▶ _Page_:
Dear Editor:
Re: A look at the Revelstoke Community Forest Corporation’s tree farm license north of Revelstoke,
I write to take issue with the information given by Mike Copperthwaite on old growth forest in the Revelstoke Community Forest Corporation (RCFC) tree farm license. I also want to raise awareness of the plight of the globally unique Inland Temperate Rainforest in which we live.
I challenge the definition of old growth used by the province and licensees such as RCFC in calculating their numbers.
A recent study, B.C.’s Old Growth Forest: A Last Stand for Biodiversity, by independent scientists Rachel Holt, Dave Daust and Karen Price, found that the B.C. government’s numbers are misleading: 23 per cent of forest in the province is old growth, or about 13 million hectares.
In fact, most of the area the province considers old growth can’t support big trees. Instead a majority of what is counted is low-productivity forest, such as small trees at high elevations, according to the study. Because government doesn’t differentiate between productive and non-productive old growth forests, companies can harvest big trees and leave small, unproductive trees and still meet their old growth retention targets.
READ MORE: Big old trees almost gone forever in B.C., scientists warn
The study found that approximately 415,000 hectares of B.C.’s forest contain very large trees, or about three per cent. In the Inland Temperate Rainforest around Revelstoke, it is the low elevation Interior Cedar Hemlock (ICH) ecosystem which can produce large trees.
This is also the most valuable timber and is critical habitat for mountain caribou. See the table below, prepared by Gregory Kehm for an application under the Species at Risk Act, for the logging by the local timber companies in caribou critical habitat, which is also old growth, and in Old Growth Management Areas (OGMAs) which is mostly caribou critical habitat.

▶ _Objective A_:
Do these statements agree with the letter on old growth forest? Answer yes or no for each, quoting the words that decide it. (i) The study found that about three per cent of B.C.'s forest contains very large trees. (ii) The table mentioned in the letter was prepared by Mike Copperthwaite. (iii) Around Revelstoke, the low elevation Interior Cedar Hemlock ecosystem is the one that can produce large trees.
▶ _Objective B_:
Retype the lines of the records starting at the line that contains "Patent image size: (752, 908)." and ending at the line that contains "The operational mode".
The letter and the records are separate, unrelated material.

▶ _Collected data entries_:
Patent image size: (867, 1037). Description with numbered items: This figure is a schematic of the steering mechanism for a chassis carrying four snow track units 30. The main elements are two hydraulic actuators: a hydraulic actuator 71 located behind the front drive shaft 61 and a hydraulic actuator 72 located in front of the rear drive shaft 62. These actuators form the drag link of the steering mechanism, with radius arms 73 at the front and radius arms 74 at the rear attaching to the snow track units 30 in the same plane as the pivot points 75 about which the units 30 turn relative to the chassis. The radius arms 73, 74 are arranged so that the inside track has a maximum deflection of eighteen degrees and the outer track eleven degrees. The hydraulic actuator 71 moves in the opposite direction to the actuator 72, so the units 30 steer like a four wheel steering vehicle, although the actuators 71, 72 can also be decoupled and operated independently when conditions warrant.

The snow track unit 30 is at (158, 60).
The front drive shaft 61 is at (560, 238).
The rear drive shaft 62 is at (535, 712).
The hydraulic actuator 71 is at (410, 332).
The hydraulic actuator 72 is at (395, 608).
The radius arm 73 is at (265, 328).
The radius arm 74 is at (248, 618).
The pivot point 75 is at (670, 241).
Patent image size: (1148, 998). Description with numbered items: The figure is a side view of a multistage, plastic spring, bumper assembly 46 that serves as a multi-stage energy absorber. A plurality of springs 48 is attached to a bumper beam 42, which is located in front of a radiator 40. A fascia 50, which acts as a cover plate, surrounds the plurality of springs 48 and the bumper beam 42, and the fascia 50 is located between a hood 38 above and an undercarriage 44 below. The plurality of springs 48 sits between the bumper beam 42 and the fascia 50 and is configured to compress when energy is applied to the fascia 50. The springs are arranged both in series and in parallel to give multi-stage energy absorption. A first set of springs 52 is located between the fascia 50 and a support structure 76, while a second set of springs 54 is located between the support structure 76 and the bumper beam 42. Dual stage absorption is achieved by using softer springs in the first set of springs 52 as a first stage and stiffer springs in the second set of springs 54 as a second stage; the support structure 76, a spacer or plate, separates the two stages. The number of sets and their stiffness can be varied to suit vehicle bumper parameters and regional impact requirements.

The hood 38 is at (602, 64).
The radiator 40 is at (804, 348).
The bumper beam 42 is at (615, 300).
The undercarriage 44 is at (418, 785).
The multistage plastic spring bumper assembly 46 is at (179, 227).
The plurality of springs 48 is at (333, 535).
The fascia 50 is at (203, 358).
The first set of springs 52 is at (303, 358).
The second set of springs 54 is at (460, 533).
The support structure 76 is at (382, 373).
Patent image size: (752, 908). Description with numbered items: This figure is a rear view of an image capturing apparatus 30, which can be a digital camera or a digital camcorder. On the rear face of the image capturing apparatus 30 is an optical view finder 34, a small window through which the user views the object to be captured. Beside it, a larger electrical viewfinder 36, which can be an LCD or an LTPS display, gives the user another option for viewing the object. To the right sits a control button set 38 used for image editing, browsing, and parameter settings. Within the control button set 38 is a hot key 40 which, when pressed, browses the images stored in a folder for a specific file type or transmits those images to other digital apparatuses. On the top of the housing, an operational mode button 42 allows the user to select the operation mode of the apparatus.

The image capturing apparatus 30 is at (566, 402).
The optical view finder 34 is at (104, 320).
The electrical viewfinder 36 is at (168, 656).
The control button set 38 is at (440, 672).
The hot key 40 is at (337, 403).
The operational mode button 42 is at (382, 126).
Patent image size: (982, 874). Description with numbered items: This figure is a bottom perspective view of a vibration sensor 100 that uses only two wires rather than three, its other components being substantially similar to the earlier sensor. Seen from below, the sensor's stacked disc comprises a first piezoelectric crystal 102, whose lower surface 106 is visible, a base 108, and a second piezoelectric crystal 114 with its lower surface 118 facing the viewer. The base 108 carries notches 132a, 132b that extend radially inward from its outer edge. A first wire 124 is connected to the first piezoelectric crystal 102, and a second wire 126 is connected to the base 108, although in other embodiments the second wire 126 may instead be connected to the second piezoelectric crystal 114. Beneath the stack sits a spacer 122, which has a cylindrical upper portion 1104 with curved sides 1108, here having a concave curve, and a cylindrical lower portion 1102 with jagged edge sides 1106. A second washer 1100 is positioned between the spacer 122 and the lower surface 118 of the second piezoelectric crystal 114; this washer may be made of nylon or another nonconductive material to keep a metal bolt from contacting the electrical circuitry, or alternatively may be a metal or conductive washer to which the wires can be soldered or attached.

▶ _Full answer A_:
(i) Yes: "approximately 415,000 hectares of B.C.’s forest contain very large trees, or about three per cent."
(ii) No: "prepared by Gregory Kehm for an application under the Species at Risk Act"
(iii) Yes: "it is the low elevation Interior Cedar Hemlock (ICH) ecosystem which can produce large trees."

▶ _Full answer B_:
Patent image size: (752, 908). Description with numbered items: This figure is a rear view of an image capturing apparatus 30, which can be a digital camera or a digital camcorder. On the rear face of the image capturing apparatus 30 is an optical view finder 34, a small window through which the user views the object to be captured. Beside it, a larger electrical viewfinder 36, which can be an LCD or an LTPS display, gives the user another option for viewing the object. To the right sits a control button set 38 used for image editing, browsing, and parameter settings. Within the control button set 38 is a hot key 40 which, when pressed, browses the images stored in a folder for a specific file type or transmits those images to other digital apparatuses. On the top of the housing, an operational mode button 42 allows the user to select the operation mode of the apparatus.

The image capturing apparatus 30 is at (566, 402).
The optical view finder 34 is at (104, 320).
The electrical viewfinder 36 is at (168, 656).
The control button set 38 is at (440, 672).
The hot key 40 is at (337, 403).
The operational mode button 42 is at (382, 126).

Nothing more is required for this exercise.